[Chart and figure data]
------------------------------------
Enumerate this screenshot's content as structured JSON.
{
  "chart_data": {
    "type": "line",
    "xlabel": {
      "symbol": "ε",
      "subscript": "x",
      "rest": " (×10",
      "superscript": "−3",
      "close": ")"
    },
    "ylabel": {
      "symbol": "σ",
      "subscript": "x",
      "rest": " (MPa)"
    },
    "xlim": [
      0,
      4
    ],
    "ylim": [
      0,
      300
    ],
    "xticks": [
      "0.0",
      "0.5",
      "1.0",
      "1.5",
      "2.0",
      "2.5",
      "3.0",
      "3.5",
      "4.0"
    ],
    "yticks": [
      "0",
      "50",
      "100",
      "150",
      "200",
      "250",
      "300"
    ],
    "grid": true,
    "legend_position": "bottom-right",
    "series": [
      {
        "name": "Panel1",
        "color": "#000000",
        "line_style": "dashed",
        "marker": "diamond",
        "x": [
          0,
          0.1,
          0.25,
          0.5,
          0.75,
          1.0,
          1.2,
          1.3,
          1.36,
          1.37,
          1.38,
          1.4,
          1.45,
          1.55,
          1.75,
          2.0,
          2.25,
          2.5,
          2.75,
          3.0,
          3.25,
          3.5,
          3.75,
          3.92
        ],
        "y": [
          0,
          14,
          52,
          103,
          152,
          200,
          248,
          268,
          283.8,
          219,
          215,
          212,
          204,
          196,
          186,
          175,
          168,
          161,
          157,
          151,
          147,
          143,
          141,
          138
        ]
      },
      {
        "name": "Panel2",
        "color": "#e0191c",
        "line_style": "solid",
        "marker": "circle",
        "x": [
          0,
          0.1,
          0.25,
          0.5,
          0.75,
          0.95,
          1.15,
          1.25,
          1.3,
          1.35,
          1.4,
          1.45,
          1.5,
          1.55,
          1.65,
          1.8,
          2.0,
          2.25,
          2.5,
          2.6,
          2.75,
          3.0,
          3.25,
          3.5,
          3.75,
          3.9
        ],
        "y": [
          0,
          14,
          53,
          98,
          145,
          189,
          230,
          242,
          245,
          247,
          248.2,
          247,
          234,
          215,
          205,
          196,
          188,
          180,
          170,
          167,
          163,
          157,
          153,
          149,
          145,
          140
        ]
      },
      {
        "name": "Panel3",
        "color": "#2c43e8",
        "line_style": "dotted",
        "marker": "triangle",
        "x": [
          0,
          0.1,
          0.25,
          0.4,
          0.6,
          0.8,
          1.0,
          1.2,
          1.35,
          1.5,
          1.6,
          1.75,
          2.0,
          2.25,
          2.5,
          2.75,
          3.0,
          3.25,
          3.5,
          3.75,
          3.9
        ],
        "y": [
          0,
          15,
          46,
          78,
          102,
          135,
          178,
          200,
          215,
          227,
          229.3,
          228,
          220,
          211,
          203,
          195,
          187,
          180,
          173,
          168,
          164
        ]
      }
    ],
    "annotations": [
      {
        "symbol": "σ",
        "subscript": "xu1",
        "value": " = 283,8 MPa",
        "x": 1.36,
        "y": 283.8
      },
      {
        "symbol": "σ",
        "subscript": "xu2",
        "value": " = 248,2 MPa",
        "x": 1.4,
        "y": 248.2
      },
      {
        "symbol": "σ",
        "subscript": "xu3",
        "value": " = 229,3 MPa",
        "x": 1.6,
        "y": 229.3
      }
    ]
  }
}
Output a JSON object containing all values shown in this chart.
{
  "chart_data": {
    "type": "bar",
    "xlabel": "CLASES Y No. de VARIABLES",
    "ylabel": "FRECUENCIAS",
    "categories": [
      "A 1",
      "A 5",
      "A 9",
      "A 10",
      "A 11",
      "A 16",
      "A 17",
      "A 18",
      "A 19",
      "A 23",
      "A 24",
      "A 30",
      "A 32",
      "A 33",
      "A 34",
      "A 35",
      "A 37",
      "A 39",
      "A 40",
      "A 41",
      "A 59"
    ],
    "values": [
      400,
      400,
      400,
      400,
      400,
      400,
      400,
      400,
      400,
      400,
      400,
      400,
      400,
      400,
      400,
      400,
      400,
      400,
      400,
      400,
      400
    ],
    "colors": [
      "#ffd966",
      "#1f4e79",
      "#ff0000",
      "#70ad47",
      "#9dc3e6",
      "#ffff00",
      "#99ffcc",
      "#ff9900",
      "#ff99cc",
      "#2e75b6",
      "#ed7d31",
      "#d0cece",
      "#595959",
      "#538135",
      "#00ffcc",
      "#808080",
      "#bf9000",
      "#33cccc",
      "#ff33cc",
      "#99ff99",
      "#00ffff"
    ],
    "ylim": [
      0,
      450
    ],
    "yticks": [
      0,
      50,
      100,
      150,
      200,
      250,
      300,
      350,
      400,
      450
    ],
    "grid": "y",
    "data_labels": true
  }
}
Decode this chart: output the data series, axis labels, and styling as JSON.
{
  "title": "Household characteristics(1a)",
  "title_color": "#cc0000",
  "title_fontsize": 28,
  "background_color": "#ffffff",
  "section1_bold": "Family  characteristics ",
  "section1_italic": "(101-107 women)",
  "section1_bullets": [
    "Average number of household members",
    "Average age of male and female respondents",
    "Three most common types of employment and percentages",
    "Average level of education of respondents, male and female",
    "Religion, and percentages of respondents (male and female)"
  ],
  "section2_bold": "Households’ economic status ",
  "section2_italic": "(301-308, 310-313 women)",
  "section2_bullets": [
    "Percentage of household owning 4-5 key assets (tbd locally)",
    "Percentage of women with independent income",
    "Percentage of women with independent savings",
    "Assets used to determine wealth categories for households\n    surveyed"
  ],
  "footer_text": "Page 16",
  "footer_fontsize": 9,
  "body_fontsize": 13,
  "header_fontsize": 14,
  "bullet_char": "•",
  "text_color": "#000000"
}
------------------------------------
(WHAT NEEDS TO BE DONE): Extract all of the data above without altering anything.

(FINISHED TASK):
Enumerate this screenshot's content as structured JSON.
{
  "chart_data": {
    "type": "line",
    "xlabel": {
      "symbol": "ε",
      "subscript": "x",
      "rest": " (×10",
      "superscript": "−3",
      "close": ")"
    },
    "ylabel": {
      "symbol": "σ",
      "subscript": "x",
      "rest": " (MPa)"
    },
    "xlim": [
      0,
      4
    ],
    "ylim": [
      0,
      300
    ],
    "xticks": [
      "0.0",
      "0.5",
      "1.0",
      "1.5",
      "2.0",
      "2.5",
      "3.0",
      "3.5",
      "4.0"
    ],
    "yticks": [
      "0",
      "50",
      "100",
      "150",
      "200",
      "250",
      "300"
    ],
    "grid": true,
    "legend_position": "bottom-right",
    "series": [
      {
        "name": "Panel1",
        "color": "#000000",
        "line_style": "dashed",
        "marker": "diamond",
        "x": [
          0,
          0.1,
          0.25,
          0.5,
          0.75,
          1.0,
          1.2,
          1.3,
          1.36,
          1.37,
          1.38,
          1.4,
          1.45,
          1.55,
          1.75,
          2.0,
          2.25,
          2.5,
          2.75,
          3.0,
          3.25,
          3.5,
          3.75,
          3.92
        ],
        "y": [
          0,
          14,
          52,
          103,
          152,
          200,
          248,
          268,
          283.8,
          219,
          215,
          212,
          204,
          196,
          186,
          175,
          168,
          161,
          157,
          151,
          147,
          143,
          141,
          138
        ]
      },
      {
        "name": "Panel2",
        "color": "#e0191c",
        "line_style": "solid",
        "marker": "circle",
        "x": [
          0,
          0.1,
          0.25,
          0.5,
          0.75,
          0.95,
          1.15,
          1.25,
          1.3,
          1.35,
          1.4,
          1.45,
          1.5,
          1.55,
          1.65,
          1.8,
          2.0,
          2.25,
          2.5,
          2.6,
          2.75,
          3.0,
          3.25,
          3.5,
          3.75,
          3.9
        ],
        "y": [
          0,
          14,
          53,
          98,
          145,
          189,
          230,
          242,
          245,
          247,
          248.2,
          247,
          234,
          215,
          205,
          196,
          188,
          180,
          170,
          167,
          163,
          157,
          153,
          149,
          145,
          140
        ]
      },
      {
        "name": "Panel3",
        "color": "#2c43e8",
        "line_style": "dotted",
        "marker": "triangle",
        "x": [
          0,
          0.1,
          0.25,
          0.4,
          0.6,
          0.8,
          1.0,
          1.2,
          1.35,
          1.5,
          1.6,
          1.75,
          2.0,
          2.25,
          2.5,
          2.75,
          3.0,
          3.25,
          3.5,
          3.75,
          3.9
        ],
        "y": [
          0,
          15,
          46,
          78,
          102,
          135,
          178,
          200,
          215,
          227,
          229.3,
          228,
          220,
          211,
          203,
          195,
          187,
          180,
          173,
          168,
          164
        ]
      }
    ],
    "annotations": [
      {
        "symbol": "σ",
        "subscript": "xu1",
        "value": " = 283,8 MPa",
        "x": 1.36,
        "y": 283.8
      },
      {
        "symbol": "σ",
        "subscript": "xu2",
        "value": " = 248,2 MPa",
        "x": 1.4,
        "y": 248.2
      },
      {
        "symbol": "σ",
        "subscript": "xu3",
        "value": " = 229,3 MPa",
        "x": 1.6,
        "y": 229.3
      }
    ]
  }
}
Output a JSON object containing all values shown in this chart.
{
  "chart_data": {
    "type": "bar",
    "xlabel": "CLASES Y No. de VARIABLES",
    "ylabel": "FRECUENCIAS",
    "categories": [
      "A 1",
      "A 5",
      "A 9",
      "A 10",
      "A 11",
      "A 16",
      "A 17",
      "A 18",
      "A 19",
      "A 23",
      "A 24",
      "A 30",
      "A 32",
      "A 33",
      "A 34",
      "A 35",
      "A 37",
      "A 39",
      "A 40",
      "A 41",
      "A 59"
    ],
    "values": [
      400,
      400,
      400,
      400,
      400,
      400,
      400,
      400,
      400,
      400,
      400,
      400,
      400,
      400,
      400,
      400,
      400,
      400,
      400,
      400,
      400
    ],
    "colors": [
      "#ffd966",
      "#1f4e79",
      "#ff0000",
      "#70ad47",
      "#9dc3e6",
      "#ffff00",
      "#99ffcc",
      "#ff9900",
      "#ff99cc",
      "#2e75b6",
      "#ed7d31",
      "#d0cece",
      "#595959",
      "#538135",
      "#00ffcc",
      "#808080",
      "#bf9000",
      "#33cccc",
      "#ff33cc",
      "#99ff99",
      "#00ffff"
    ],
    "ylim": [
      0,
      450
    ],
    "yticks": [
      0,
      50,
      100,
      150,
      200,
      250,
      300,
      350,
      400,
      450
    ],
    "grid": "y",
    "data_labels": true
  }
}
Decode this chart: output the data series, axis labels, and styling as JSON.
{
  "title": "Household characteristics(1a)",
  "title_color": "#cc0000",
  "title_fontsize": 28,
  "background_color": "#ffffff",
  "section1_bold": "Family  characteristics ",
  "section1_italic": "(101-107 women)",
  "section1_bullets": [
    "Average number of household members",
    "Average age of male and female respondents",
    "Three most common types of employment and percentages",
    "Average level of education of respondents, male and female",
    "Religion, and percentages of respondents (male and female)"
  ],
  "section2_bold": "Households’ economic status ",
  "section2_italic": "(301-308, 310-313 women)",
  "section2_bullets": [
    "Percentage of household owning 4-5 key assets (tbd locally)",
    "Percentage of women with independent income",
    "Percentage of women with independent savings",
    "Assets used to determine wealth categories for households\n    surveyed"
  ],
  "footer_text": "Page 16",
  "footer_fontsize": 9,
  "body_fontsize": 13,
  "header_fontsize": 14,
  "bullet_char": "•",
  "text_color": "#000000"
}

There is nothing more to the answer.